__Your objective__. List each line of the data that holds the string "this".

__Entries taken from a collection__.
-- start --
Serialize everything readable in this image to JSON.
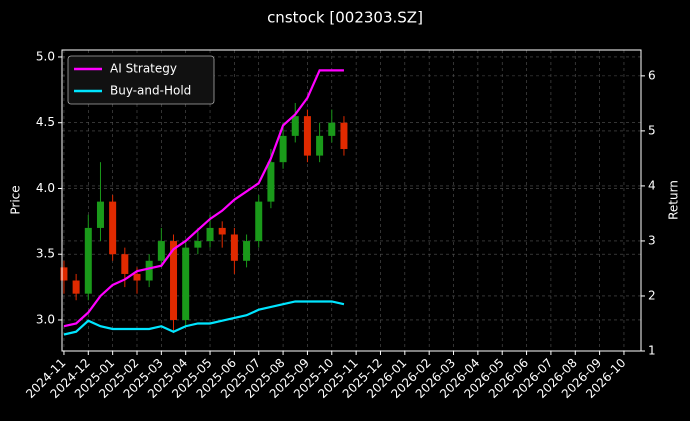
{
  "chart_data": {
    "type": "candlestick",
    "title": "cnstock [002303.SZ]",
    "ylabel": "Price",
    "y2label": "Return",
    "x": [
      0,
      0.5,
      1,
      1.5,
      2,
      2.5,
      3,
      3.5,
      4,
      4.5,
      5,
      5.5,
      6,
      6.5,
      7,
      7.5,
      8,
      8.5,
      9,
      9.5,
      10,
      10.5,
      11,
      11.5
    ],
    "open": [
      3.4,
      3.3,
      3.2,
      3.7,
      3.9,
      3.5,
      3.35,
      3.3,
      3.45,
      3.6,
      3.0,
      3.55,
      3.6,
      3.7,
      3.65,
      3.45,
      3.6,
      3.9,
      4.2,
      4.4,
      4.55,
      4.25,
      4.4,
      4.5
    ],
    "high": [
      3.45,
      3.35,
      3.8,
      4.2,
      3.95,
      3.55,
      3.4,
      3.5,
      3.7,
      3.65,
      3.6,
      3.7,
      3.8,
      3.75,
      3.7,
      3.65,
      3.95,
      4.3,
      4.5,
      4.65,
      4.6,
      4.5,
      4.6,
      4.55
    ],
    "low": [
      3.2,
      3.15,
      3.15,
      3.6,
      3.45,
      3.25,
      3.2,
      3.25,
      3.4,
      2.9,
      2.95,
      3.5,
      3.55,
      3.55,
      3.35,
      3.4,
      3.55,
      3.85,
      4.15,
      4.35,
      4.2,
      4.2,
      4.35,
      4.25
    ],
    "close": [
      3.3,
      3.2,
      3.7,
      3.9,
      3.5,
      3.35,
      3.3,
      3.45,
      3.6,
      3.0,
      3.55,
      3.6,
      3.7,
      3.65,
      3.45,
      3.6,
      3.9,
      4.2,
      4.4,
      4.55,
      4.25,
      4.4,
      4.5,
      4.3
    ],
    "up_color": "#1a9a1a",
    "down_color": "#e02a00",
    "series": [
      {
        "name": "AI Strategy",
        "color": "#ff00ff",
        "axis": "y2",
        "values": [
          1.45,
          1.5,
          1.7,
          2.0,
          2.2,
          2.3,
          2.45,
          2.5,
          2.55,
          2.85,
          3.0,
          3.2,
          3.4,
          3.55,
          3.75,
          3.9,
          4.05,
          4.5,
          5.1,
          5.3,
          5.6,
          6.1,
          6.1,
          6.1
        ]
      },
      {
        "name": "Buy-and-Hold",
        "color": "#00e5ff",
        "axis": "y2",
        "values": [
          1.3,
          1.35,
          1.55,
          1.45,
          1.4,
          1.4,
          1.4,
          1.4,
          1.45,
          1.35,
          1.45,
          1.5,
          1.5,
          1.55,
          1.6,
          1.65,
          1.75,
          1.8,
          1.85,
          1.9,
          1.9,
          1.9,
          1.9,
          1.85
        ]
      }
    ],
    "xlim": [
      -0.08,
      23.7
    ],
    "xticks": [
      {
        "value": 0,
        "label": "2024-11"
      },
      {
        "value": 1,
        "label": "2024-12"
      },
      {
        "value": 2,
        "label": "2025-01"
      },
      {
        "value": 3,
        "label": "2025-02"
      },
      {
        "value": 4,
        "label": "2025-03"
      },
      {
        "value": 5,
        "label": "2025-04"
      },
      {
        "value": 6,
        "label": "2025-05"
      },
      {
        "value": 7,
        "label": "2025-06"
      },
      {
        "value": 8,
        "label": "2025-07"
      },
      {
        "value": 9,
        "label": "2025-08"
      },
      {
        "value": 10,
        "label": "2025-09"
      },
      {
        "value": 11,
        "label": "2025-10"
      },
      {
        "value": 12,
        "label": "2025-11"
      },
      {
        "value": 13,
        "label": "2025-12"
      },
      {
        "value": 14,
        "label": "2026-01"
      },
      {
        "value": 15,
        "label": "2026-02"
      },
      {
        "value": 16,
        "label": "2026-03"
      },
      {
        "value": 17,
        "label": "2026-04"
      },
      {
        "value": 18,
        "label": "2026-05"
      },
      {
        "value": 19,
        "label": "2026-06"
      },
      {
        "value": 20,
        "label": "2026-07"
      },
      {
        "value": 21,
        "label": "2026-08"
      },
      {
        "value": 22,
        "label": "2026-09"
      },
      {
        "value": 23,
        "label": "2026-10"
      }
    ],
    "ylim": [
      2.764,
      5.053
    ],
    "yticks": [
      {
        "value": 3,
        "label": "3.0"
      },
      {
        "value": 3.5,
        "label": "3.5"
      },
      {
        "value": 4,
        "label": "4.0"
      },
      {
        "value": 4.5,
        "label": "4.5"
      },
      {
        "value": 5,
        "label": "5.0"
      }
    ],
    "y2lim": [
      1,
      6.47
    ],
    "y2ticks": [
      1,
      2,
      3,
      4,
      5,
      6
    ],
    "grid": true,
    "legend": "upper left"
  }
}
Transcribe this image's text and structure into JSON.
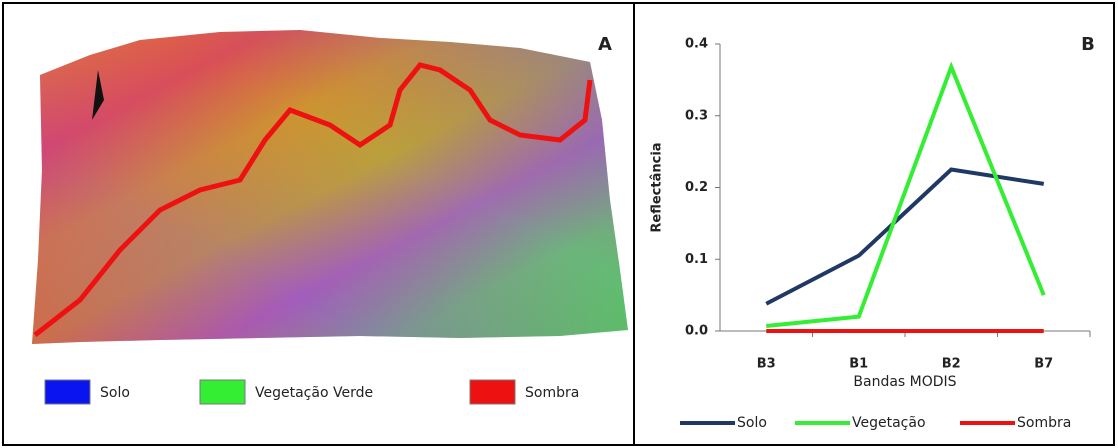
{
  "panel_a": {
    "label": "A",
    "legend": [
      {
        "name": "Solo",
        "color": "#0a14f0"
      },
      {
        "name": "Vegetação Verde",
        "color": "#33ee33"
      },
      {
        "name": "Sombra",
        "color": "#ee1111"
      }
    ]
  },
  "chart_data": {
    "type": "line",
    "label": "B",
    "y_label": "Reflectância",
    "x_label": "Bandas MODIS",
    "categories": [
      "B3",
      "B1",
      "B2",
      "B7"
    ],
    "series": [
      {
        "name": "Solo",
        "color": "#1f3864",
        "values": [
          0.038,
          0.105,
          0.225,
          0.205
        ]
      },
      {
        "name": "Vegetação",
        "color": "#33ee33",
        "values": [
          0.007,
          0.02,
          0.368,
          0.05
        ]
      },
      {
        "name": "Sombra",
        "color": "#ee1111",
        "values": [
          0,
          0,
          0,
          0
        ]
      }
    ],
    "ylim": [
      0,
      0.4
    ],
    "yticks": [
      {
        "value": 0,
        "label": "0.0"
      },
      0.1,
      0.2,
      0.3,
      0.4
    ]
  }
}
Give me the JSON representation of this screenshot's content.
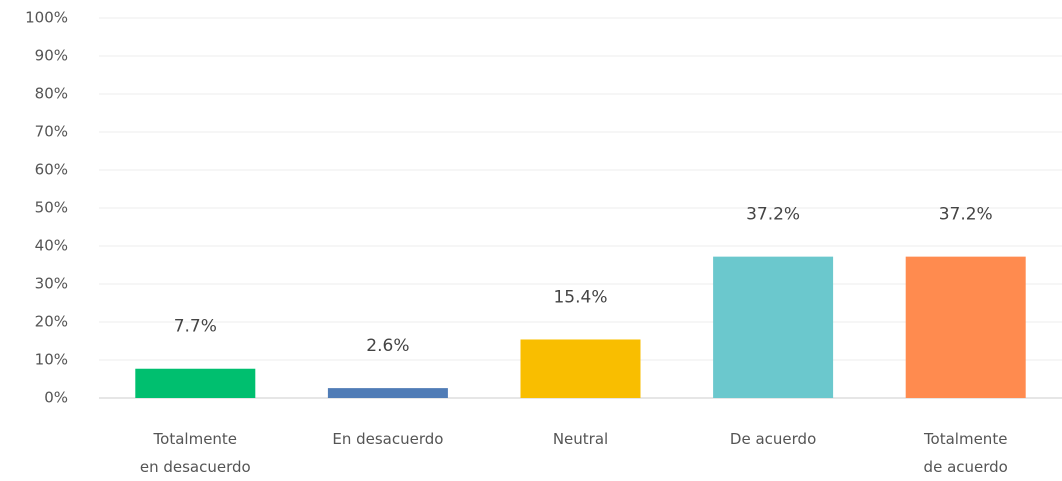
{
  "chart_data": {
    "type": "bar",
    "categories": [
      "Totalmente en desacuerdo",
      "En desacuerdo",
      "Neutral",
      "De acuerdo",
      "Totalmente de acuerdo"
    ],
    "values": [
      7.7,
      2.6,
      15.4,
      37.2,
      37.2
    ],
    "value_labels": [
      "7.7%",
      "2.6%",
      "15.4%",
      "37.2%",
      "37.2%"
    ],
    "colors": [
      "#00bf6f",
      "#507cb6",
      "#f9be00",
      "#6bc8cd",
      "#ff8b4f"
    ],
    "ylim": [
      0,
      100
    ],
    "yticks": [
      {
        "value": 0,
        "label": "0%"
      },
      {
        "value": 10,
        "label": "10%"
      },
      {
        "value": 20,
        "label": "20%"
      },
      {
        "value": 30,
        "label": "30%"
      },
      {
        "value": 40,
        "label": "40%"
      },
      {
        "value": 50,
        "label": "50%"
      },
      {
        "value": 60,
        "label": "60%"
      },
      {
        "value": 70,
        "label": "70%"
      },
      {
        "value": 80,
        "label": "80%"
      },
      {
        "value": 90,
        "label": "90%"
      },
      {
        "value": 100,
        "label": "100%"
      }
    ],
    "grid": true
  }
}
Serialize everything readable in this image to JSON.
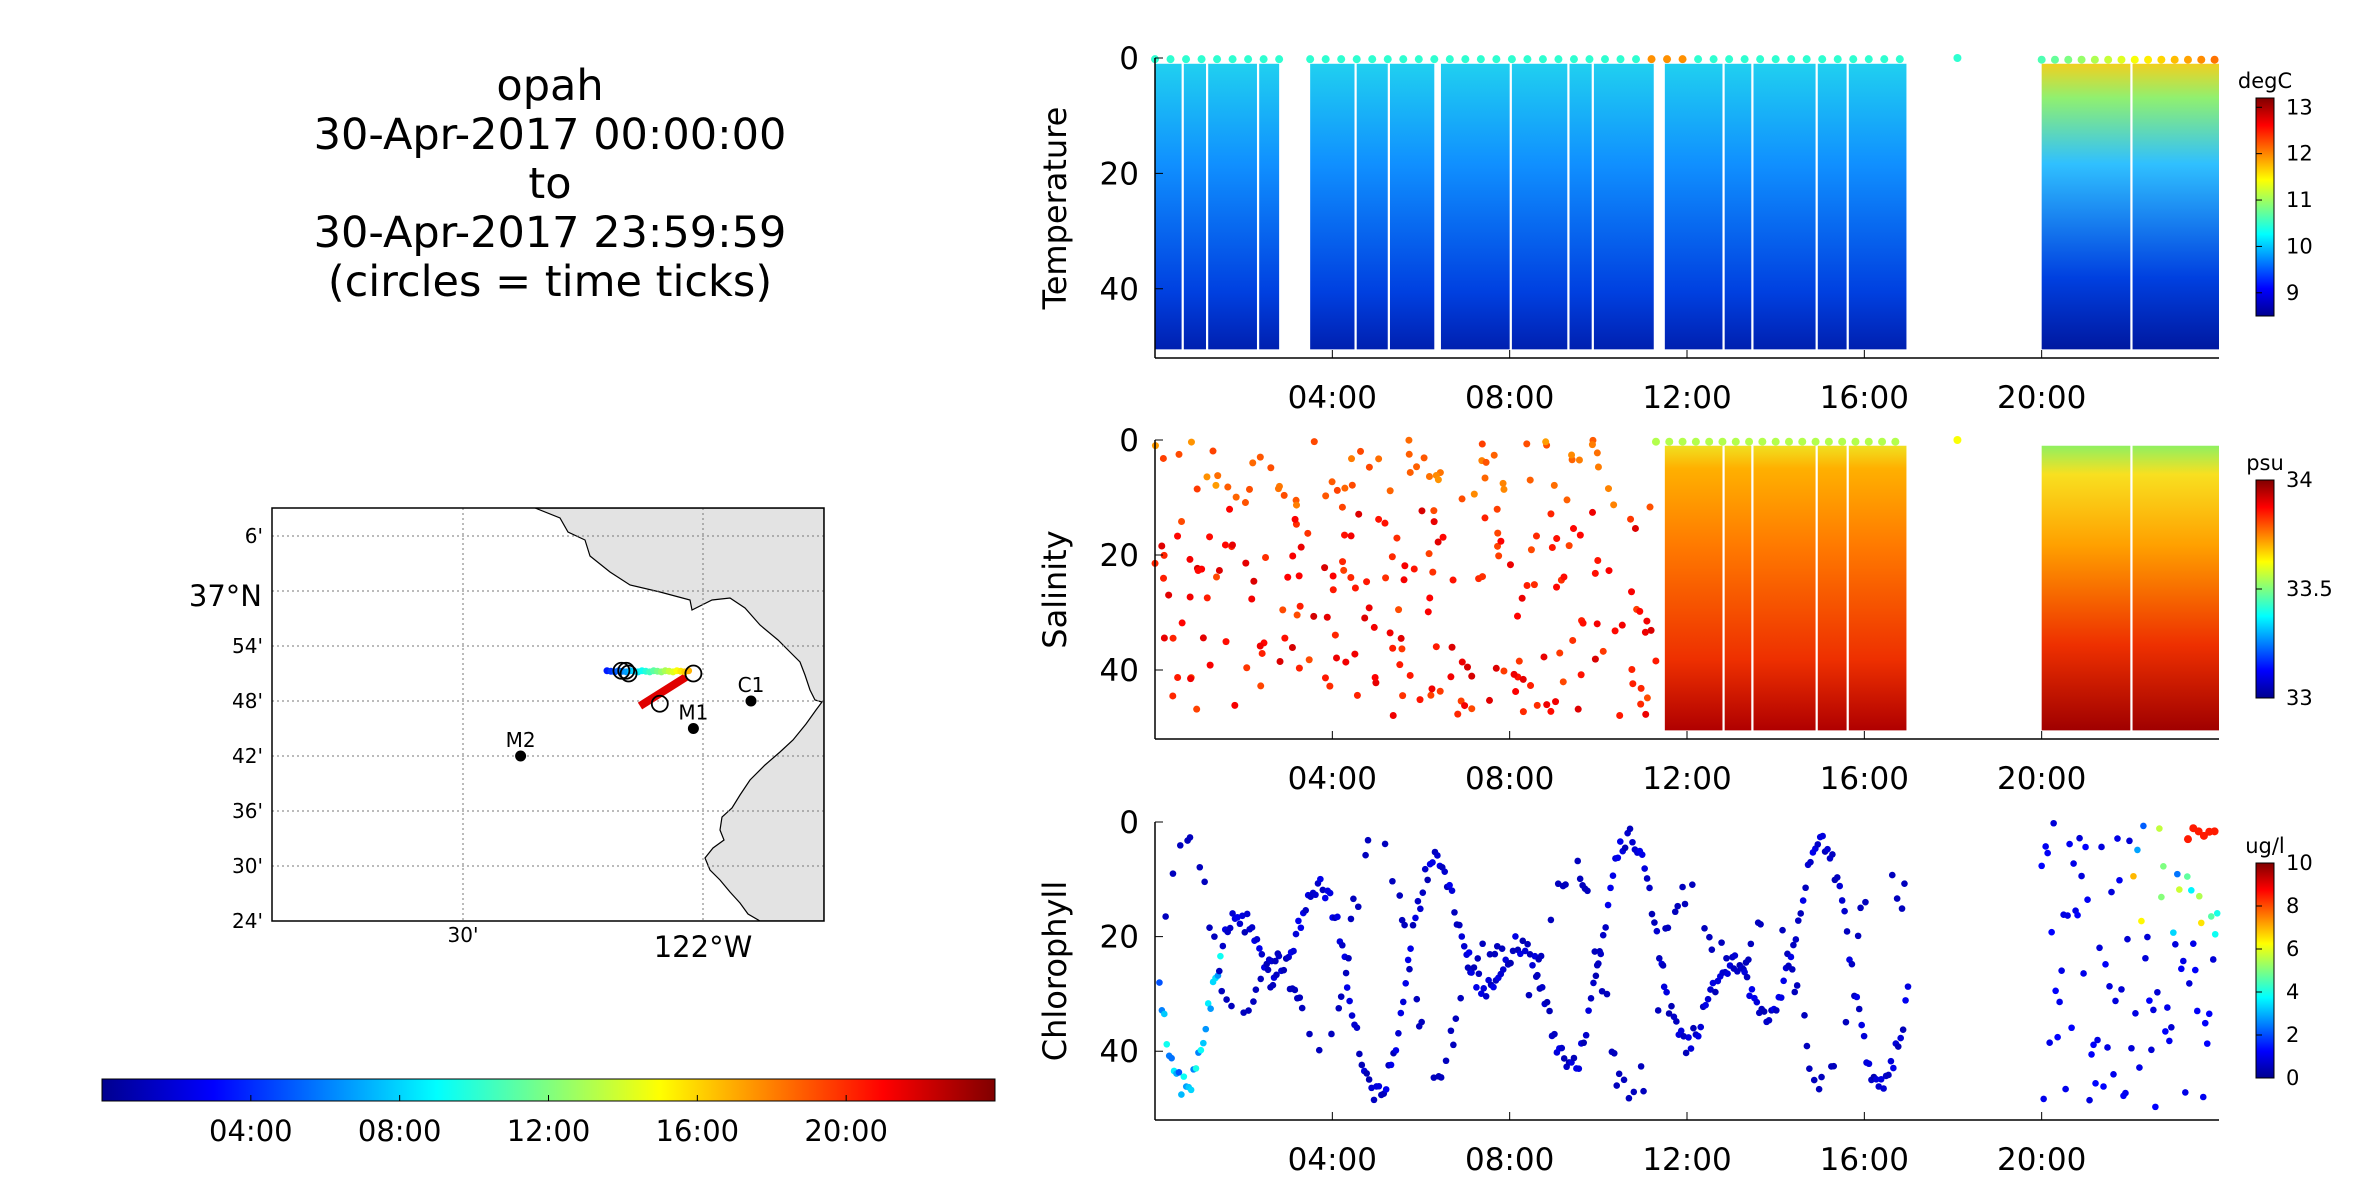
-- end --
__Output of the task__.
Serialize everything readable in this image to JSON.
Transcribe this image's text and structure into JSON.
Give me the JSON representation of this screenshot's content.
Serialize everything readable in this image to JSON.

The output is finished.